— Written instruction —
Write out the whole of the material exactly.

===== Provided records

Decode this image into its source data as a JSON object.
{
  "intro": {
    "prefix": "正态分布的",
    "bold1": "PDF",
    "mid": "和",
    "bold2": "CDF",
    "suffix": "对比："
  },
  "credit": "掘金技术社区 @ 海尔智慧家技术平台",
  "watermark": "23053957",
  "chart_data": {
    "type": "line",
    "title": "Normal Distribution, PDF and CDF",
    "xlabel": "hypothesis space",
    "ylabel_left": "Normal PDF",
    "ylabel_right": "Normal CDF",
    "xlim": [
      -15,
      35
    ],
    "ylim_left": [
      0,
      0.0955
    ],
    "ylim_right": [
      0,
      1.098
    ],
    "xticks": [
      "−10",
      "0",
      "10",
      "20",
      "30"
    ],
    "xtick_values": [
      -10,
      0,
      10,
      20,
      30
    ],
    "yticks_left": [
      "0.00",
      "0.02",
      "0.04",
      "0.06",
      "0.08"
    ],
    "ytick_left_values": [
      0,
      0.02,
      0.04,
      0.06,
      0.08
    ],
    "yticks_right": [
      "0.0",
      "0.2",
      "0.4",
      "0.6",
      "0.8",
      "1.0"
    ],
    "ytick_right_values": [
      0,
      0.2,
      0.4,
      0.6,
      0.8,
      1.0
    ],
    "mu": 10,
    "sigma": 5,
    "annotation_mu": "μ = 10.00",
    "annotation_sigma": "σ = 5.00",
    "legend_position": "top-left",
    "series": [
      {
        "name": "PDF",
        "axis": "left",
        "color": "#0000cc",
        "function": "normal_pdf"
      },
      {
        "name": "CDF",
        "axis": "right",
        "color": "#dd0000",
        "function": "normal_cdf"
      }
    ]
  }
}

==========

— Final result —
Decode this image into its source data as a JSON object.
{
  "intro": {
    "prefix": "正态分布的",
    "bold1": "PDF",
    "mid": "和",
    "bold2": "CDF",
    "suffix": "对比："
  },
  "credit": "掘金技术社区 @ 海尔智慧家技术平台",
  "watermark": "23053957",
  "chart_data": {
    "type": "line",
    "title": "Normal Distribution, PDF and CDF",
    "xlabel": "hypothesis space",
    "ylabel_left": "Normal PDF",
    "ylabel_right": "Normal CDF",
    "xlim": [
      -15,
      35
    ],
    "ylim_left": [
      0,
      0.0955
    ],
    "ylim_right": [
      0,
      1.098
    ],
    "xticks": [
      "−10",
      "0",
      "10",
      "20",
      "30"
    ],
    "xtick_values": [
      -10,
      0,
      10,
      20,
      30
    ],
    "yticks_left": [
      "0.00",
      "0.02",
      "0.04",
      "0.06",
      "0.08"
    ],
    "ytick_left_values": [
      0,
      0.02,
      0.04,
      0.06,
      0.08
    ],
    "yticks_right": [
      "0.0",
      "0.2",
      "0.4",
      "0.6",
      "0.8",
      "1.0"
    ],
    "ytick_right_values": [
      0,
      0.2,
      0.4,
      0.6,
      0.8,
      1.0
    ],
    "mu": 10,
    "sigma": 5,
    "annotation_mu": "μ = 10.00",
    "annotation_sigma": "σ = 5.00",
    "legend_position": "top-left",
    "series": [
      {
        "name": "PDF",
        "axis": "left",
        "color": "#0000cc",
        "function": "normal_pdf"
      },
      {
        "name": "CDF",
        "axis": "right",
        "color": "#dd0000",
        "function": "normal_cdf"
      }
    ]
  }
}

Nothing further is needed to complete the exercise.